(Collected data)
+--

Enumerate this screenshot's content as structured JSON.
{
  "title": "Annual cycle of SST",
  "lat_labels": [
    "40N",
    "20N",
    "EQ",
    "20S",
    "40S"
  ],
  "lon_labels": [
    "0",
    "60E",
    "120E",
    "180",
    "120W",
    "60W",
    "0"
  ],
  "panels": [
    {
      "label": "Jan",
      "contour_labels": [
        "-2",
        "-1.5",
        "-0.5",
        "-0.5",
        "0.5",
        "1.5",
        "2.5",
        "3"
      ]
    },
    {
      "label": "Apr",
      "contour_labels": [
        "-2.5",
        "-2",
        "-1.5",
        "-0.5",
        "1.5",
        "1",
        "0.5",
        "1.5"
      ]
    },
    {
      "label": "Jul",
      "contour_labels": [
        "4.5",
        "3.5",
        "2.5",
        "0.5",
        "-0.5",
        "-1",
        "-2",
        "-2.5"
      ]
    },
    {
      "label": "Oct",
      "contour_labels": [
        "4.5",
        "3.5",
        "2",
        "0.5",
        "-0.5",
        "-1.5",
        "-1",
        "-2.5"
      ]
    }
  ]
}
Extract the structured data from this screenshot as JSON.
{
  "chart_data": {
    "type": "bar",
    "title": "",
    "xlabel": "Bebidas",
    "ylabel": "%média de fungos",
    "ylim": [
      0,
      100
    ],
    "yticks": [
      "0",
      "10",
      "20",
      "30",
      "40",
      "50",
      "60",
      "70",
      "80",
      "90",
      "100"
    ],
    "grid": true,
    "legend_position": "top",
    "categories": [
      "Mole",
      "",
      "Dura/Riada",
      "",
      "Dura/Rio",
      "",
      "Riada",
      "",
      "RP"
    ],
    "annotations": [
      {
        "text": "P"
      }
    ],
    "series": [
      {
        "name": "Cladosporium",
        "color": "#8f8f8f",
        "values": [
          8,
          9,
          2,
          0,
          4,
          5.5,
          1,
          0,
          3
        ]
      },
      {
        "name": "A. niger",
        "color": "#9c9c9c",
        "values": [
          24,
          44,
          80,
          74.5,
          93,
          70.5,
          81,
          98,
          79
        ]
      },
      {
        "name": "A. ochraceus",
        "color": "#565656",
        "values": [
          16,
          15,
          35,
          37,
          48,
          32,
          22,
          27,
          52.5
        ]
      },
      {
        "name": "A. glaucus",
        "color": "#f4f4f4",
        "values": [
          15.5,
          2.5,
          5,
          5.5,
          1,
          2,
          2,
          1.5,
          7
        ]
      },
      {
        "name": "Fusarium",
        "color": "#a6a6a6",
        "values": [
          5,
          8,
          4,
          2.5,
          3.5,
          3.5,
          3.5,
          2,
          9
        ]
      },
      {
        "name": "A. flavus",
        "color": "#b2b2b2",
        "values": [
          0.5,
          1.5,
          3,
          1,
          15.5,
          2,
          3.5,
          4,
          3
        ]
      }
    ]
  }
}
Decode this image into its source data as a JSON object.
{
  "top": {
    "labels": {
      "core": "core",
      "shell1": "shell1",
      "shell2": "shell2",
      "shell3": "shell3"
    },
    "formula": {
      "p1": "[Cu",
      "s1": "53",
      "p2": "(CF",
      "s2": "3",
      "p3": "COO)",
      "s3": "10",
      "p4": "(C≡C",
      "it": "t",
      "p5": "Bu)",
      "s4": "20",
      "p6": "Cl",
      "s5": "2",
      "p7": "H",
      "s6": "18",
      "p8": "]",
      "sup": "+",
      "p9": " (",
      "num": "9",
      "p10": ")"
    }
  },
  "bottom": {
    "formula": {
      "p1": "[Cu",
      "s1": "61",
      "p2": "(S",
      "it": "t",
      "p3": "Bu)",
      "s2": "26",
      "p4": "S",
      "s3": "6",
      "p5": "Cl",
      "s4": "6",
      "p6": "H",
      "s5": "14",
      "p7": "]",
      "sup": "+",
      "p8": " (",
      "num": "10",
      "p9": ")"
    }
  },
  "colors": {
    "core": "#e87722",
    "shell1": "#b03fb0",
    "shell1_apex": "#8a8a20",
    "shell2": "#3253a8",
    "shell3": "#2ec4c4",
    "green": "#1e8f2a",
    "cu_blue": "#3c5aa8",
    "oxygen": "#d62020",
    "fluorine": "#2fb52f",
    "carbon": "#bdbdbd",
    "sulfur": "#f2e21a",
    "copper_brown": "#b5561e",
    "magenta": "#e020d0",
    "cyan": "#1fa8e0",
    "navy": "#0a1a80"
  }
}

+--

Take the listing above and set it down exactly.

Enumerate this screenshot's content as structured JSON.
{
  "title": "Annual cycle of SST",
  "lat_labels": [
    "40N",
    "20N",
    "EQ",
    "20S",
    "40S"
  ],
  "lon_labels": [
    "0",
    "60E",
    "120E",
    "180",
    "120W",
    "60W",
    "0"
  ],
  "panels": [
    {
      "label": "Jan",
      "contour_labels": [
        "-2",
        "-1.5",
        "-0.5",
        "-0.5",
        "0.5",
        "1.5",
        "2.5",
        "3"
      ]
    },
    {
      "label": "Apr",
      "contour_labels": [
        "-2.5",
        "-2",
        "-1.5",
        "-0.5",
        "1.5",
        "1",
        "0.5",
        "1.5"
      ]
    },
    {
      "label": "Jul",
      "contour_labels": [
        "4.5",
        "3.5",
        "2.5",
        "0.5",
        "-0.5",
        "-1",
        "-2",
        "-2.5"
      ]
    },
    {
      "label": "Oct",
      "contour_labels": [
        "4.5",
        "3.5",
        "2",
        "0.5",
        "-0.5",
        "-1.5",
        "-1",
        "-2.5"
      ]
    }
  ]
}
Extract the structured data from this screenshot as JSON.
{
  "chart_data": {
    "type": "bar",
    "title": "",
    "xlabel": "Bebidas",
    "ylabel": "%média de fungos",
    "ylim": [
      0,
      100
    ],
    "yticks": [
      "0",
      "10",
      "20",
      "30",
      "40",
      "50",
      "60",
      "70",
      "80",
      "90",
      "100"
    ],
    "grid": true,
    "legend_position": "top",
    "categories": [
      "Mole",
      "",
      "Dura/Riada",
      "",
      "Dura/Rio",
      "",
      "Riada",
      "",
      "RP"
    ],
    "annotations": [
      {
        "text": "P"
      }
    ],
    "series": [
      {
        "name": "Cladosporium",
        "color": "#8f8f8f",
        "values": [
          8,
          9,
          2,
          0,
          4,
          5.5,
          1,
          0,
          3
        ]
      },
      {
        "name": "A. niger",
        "color": "#9c9c9c",
        "values": [
          24,
          44,
          80,
          74.5,
          93,
          70.5,
          81,
          98,
          79
        ]
      },
      {
        "name": "A. ochraceus",
        "color": "#565656",
        "values": [
          16,
          15,
          35,
          37,
          48,
          32,
          22,
          27,
          52.5
        ]
      },
      {
        "name": "A. glaucus",
        "color": "#f4f4f4",
        "values": [
          15.5,
          2.5,
          5,
          5.5,
          1,
          2,
          2,
          1.5,
          7
        ]
      },
      {
        "name": "Fusarium",
        "color": "#a6a6a6",
        "values": [
          5,
          8,
          4,
          2.5,
          3.5,
          3.5,
          3.5,
          2,
          9
        ]
      },
      {
        "name": "A. flavus",
        "color": "#b2b2b2",
        "values": [
          0.5,
          1.5,
          3,
          1,
          15.5,
          2,
          3.5,
          4,
          3
        ]
      }
    ]
  }
}
Decode this image into its source data as a JSON object.
{
  "top": {
    "labels": {
      "core": "core",
      "shell1": "shell1",
      "shell2": "shell2",
      "shell3": "shell3"
    },
    "formula": {
      "p1": "[Cu",
      "s1": "53",
      "p2": "(CF",
      "s2": "3",
      "p3": "COO)",
      "s3": "10",
      "p4": "(C≡C",
      "it": "t",
      "p5": "Bu)",
      "s4": "20",
      "p6": "Cl",
      "s5": "2",
      "p7": "H",
      "s6": "18",
      "p8": "]",
      "sup": "+",
      "p9": " (",
      "num": "9",
      "p10": ")"
    }
  },
  "bottom": {
    "formula": {
      "p1": "[Cu",
      "s1": "61",
      "p2": "(S",
      "it": "t",
      "p3": "Bu)",
      "s2": "26",
      "p4": "S",
      "s3": "6",
      "p5": "Cl",
      "s4": "6",
      "p6": "H",
      "s5": "14",
      "p7": "]",
      "sup": "+",
      "p8": " (",
      "num": "10",
      "p9": ")"
    }
  },
  "colors": {
    "core": "#e87722",
    "shell1": "#b03fb0",
    "shell1_apex": "#8a8a20",
    "shell2": "#3253a8",
    "shell3": "#2ec4c4",
    "green": "#1e8f2a",
    "cu_blue": "#3c5aa8",
    "oxygen": "#d62020",
    "fluorine": "#2fb52f",
    "carbon": "#bdbdbd",
    "sulfur": "#f2e21a",
    "copper_brown": "#b5561e",
    "magenta": "#e020d0",
    "cyan": "#1fa8e0",
    "navy": "#0a1a80"
  }
}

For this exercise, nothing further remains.